(A run of records)
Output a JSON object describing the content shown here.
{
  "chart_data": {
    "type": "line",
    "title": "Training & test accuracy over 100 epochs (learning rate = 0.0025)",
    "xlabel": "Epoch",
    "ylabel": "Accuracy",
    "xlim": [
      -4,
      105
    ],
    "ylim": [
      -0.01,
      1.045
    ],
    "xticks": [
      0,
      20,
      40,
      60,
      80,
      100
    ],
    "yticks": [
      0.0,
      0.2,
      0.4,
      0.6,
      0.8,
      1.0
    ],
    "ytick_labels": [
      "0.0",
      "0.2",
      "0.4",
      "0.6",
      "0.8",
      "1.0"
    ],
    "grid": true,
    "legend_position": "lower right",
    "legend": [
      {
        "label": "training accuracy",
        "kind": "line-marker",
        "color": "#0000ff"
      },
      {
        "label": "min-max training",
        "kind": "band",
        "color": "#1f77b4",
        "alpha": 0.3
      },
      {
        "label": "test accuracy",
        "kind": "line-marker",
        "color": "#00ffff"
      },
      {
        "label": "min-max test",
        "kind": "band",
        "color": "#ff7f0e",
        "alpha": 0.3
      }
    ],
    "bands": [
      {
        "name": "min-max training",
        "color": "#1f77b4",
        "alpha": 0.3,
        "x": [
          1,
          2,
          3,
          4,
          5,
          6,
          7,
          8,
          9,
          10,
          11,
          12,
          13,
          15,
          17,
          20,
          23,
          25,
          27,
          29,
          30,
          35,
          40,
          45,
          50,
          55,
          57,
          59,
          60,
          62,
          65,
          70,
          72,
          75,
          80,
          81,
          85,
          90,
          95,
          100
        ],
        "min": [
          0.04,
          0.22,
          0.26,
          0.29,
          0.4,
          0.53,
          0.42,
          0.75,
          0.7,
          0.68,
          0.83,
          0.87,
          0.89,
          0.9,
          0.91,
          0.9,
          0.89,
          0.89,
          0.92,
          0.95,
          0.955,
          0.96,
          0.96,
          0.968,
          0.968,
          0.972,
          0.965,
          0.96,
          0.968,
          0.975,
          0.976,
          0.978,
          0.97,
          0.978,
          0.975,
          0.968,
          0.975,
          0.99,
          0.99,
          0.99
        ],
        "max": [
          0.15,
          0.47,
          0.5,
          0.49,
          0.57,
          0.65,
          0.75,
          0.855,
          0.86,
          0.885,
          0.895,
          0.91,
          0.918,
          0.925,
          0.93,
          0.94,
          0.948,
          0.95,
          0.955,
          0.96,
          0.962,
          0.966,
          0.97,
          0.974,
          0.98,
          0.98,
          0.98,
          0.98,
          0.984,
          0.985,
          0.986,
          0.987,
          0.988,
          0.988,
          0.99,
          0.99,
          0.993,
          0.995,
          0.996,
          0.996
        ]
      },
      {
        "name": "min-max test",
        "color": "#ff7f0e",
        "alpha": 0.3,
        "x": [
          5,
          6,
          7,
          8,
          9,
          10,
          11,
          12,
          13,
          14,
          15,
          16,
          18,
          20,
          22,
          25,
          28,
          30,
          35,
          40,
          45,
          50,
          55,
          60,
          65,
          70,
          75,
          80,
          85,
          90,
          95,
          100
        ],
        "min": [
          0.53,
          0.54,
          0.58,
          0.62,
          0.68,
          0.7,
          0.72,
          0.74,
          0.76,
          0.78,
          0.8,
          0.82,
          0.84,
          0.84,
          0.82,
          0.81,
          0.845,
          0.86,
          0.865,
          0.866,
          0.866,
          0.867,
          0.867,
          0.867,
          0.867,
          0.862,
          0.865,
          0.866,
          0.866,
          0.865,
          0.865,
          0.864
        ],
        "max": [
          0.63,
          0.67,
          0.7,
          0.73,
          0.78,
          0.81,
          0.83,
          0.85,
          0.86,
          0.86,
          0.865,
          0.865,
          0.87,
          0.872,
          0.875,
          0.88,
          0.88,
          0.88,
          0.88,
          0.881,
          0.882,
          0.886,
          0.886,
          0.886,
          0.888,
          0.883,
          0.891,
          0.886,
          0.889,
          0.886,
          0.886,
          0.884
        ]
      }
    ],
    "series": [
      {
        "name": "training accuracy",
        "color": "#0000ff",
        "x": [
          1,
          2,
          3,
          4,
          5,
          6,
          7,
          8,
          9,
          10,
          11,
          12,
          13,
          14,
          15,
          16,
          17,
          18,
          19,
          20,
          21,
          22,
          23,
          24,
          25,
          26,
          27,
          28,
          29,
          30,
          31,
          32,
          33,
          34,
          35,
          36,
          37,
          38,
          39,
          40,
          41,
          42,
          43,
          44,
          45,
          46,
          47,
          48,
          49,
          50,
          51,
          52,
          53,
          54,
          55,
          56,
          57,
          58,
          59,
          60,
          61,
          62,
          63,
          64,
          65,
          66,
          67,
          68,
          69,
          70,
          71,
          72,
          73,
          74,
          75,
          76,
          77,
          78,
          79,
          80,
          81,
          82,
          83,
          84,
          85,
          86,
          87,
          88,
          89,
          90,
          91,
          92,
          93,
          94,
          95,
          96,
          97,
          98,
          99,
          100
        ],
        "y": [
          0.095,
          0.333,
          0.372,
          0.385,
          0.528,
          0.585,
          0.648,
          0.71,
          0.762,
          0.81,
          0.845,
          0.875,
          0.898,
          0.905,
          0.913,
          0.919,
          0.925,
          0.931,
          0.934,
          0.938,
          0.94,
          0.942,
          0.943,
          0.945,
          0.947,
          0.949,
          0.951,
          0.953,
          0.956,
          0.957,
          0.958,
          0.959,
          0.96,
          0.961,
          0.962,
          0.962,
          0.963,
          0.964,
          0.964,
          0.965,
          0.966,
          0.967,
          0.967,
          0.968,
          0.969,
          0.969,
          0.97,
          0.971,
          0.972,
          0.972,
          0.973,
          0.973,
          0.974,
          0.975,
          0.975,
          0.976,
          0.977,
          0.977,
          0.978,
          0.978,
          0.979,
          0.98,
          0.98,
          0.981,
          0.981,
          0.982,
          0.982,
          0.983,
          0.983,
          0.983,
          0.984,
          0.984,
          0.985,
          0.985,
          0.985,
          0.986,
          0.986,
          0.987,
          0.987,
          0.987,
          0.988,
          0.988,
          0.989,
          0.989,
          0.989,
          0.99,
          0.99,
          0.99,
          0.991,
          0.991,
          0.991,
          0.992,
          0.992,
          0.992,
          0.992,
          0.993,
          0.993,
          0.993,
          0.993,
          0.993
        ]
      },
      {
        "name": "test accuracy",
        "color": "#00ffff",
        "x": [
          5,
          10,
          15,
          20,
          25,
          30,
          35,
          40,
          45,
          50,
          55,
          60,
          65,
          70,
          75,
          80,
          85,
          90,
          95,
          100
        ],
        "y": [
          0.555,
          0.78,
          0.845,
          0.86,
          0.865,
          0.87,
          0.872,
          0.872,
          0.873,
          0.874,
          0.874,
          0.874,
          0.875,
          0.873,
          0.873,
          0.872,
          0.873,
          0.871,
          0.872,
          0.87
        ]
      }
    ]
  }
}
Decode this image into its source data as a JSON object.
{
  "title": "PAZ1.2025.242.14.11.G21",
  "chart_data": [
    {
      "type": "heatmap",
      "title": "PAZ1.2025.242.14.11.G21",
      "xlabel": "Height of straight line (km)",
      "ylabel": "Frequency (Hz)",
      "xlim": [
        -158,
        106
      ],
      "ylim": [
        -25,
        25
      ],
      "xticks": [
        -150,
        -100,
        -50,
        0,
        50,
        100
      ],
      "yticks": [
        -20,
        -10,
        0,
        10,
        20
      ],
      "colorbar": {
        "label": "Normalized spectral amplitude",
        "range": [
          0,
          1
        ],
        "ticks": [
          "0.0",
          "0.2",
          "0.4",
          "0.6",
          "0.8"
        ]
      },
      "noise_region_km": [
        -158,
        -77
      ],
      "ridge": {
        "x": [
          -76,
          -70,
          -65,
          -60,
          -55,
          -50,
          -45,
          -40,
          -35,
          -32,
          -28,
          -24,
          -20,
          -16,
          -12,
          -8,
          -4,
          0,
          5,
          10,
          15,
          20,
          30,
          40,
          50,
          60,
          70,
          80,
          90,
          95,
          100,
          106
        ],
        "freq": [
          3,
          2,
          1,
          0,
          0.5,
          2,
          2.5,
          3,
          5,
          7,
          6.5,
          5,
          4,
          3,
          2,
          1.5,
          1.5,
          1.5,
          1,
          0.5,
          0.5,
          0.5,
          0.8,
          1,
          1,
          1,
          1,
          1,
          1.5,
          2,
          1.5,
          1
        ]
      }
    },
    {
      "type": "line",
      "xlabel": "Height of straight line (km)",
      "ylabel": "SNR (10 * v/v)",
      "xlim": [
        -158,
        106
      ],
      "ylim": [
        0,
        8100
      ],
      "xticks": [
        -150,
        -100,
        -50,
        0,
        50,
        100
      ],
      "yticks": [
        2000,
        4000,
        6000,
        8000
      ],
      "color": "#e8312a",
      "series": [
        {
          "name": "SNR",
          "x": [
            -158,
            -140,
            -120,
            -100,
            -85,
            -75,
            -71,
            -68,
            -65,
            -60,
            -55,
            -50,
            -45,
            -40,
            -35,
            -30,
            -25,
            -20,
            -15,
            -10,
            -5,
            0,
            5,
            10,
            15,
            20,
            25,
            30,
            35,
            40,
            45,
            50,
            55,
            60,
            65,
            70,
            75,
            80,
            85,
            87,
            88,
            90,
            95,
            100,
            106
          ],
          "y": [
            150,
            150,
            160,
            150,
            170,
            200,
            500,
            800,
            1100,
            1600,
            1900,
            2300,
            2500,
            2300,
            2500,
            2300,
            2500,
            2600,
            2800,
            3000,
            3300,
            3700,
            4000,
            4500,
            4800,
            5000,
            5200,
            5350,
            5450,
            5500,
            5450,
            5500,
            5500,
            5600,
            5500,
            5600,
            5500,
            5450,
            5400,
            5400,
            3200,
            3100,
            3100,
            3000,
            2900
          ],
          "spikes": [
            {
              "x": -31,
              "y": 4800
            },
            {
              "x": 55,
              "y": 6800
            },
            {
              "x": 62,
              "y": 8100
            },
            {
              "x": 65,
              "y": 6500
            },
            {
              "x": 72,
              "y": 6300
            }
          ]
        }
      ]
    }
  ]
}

**Task details:** Looking at the records above, work out how many lines include the word "title", then give that number by itself.

**Exercise response:** 3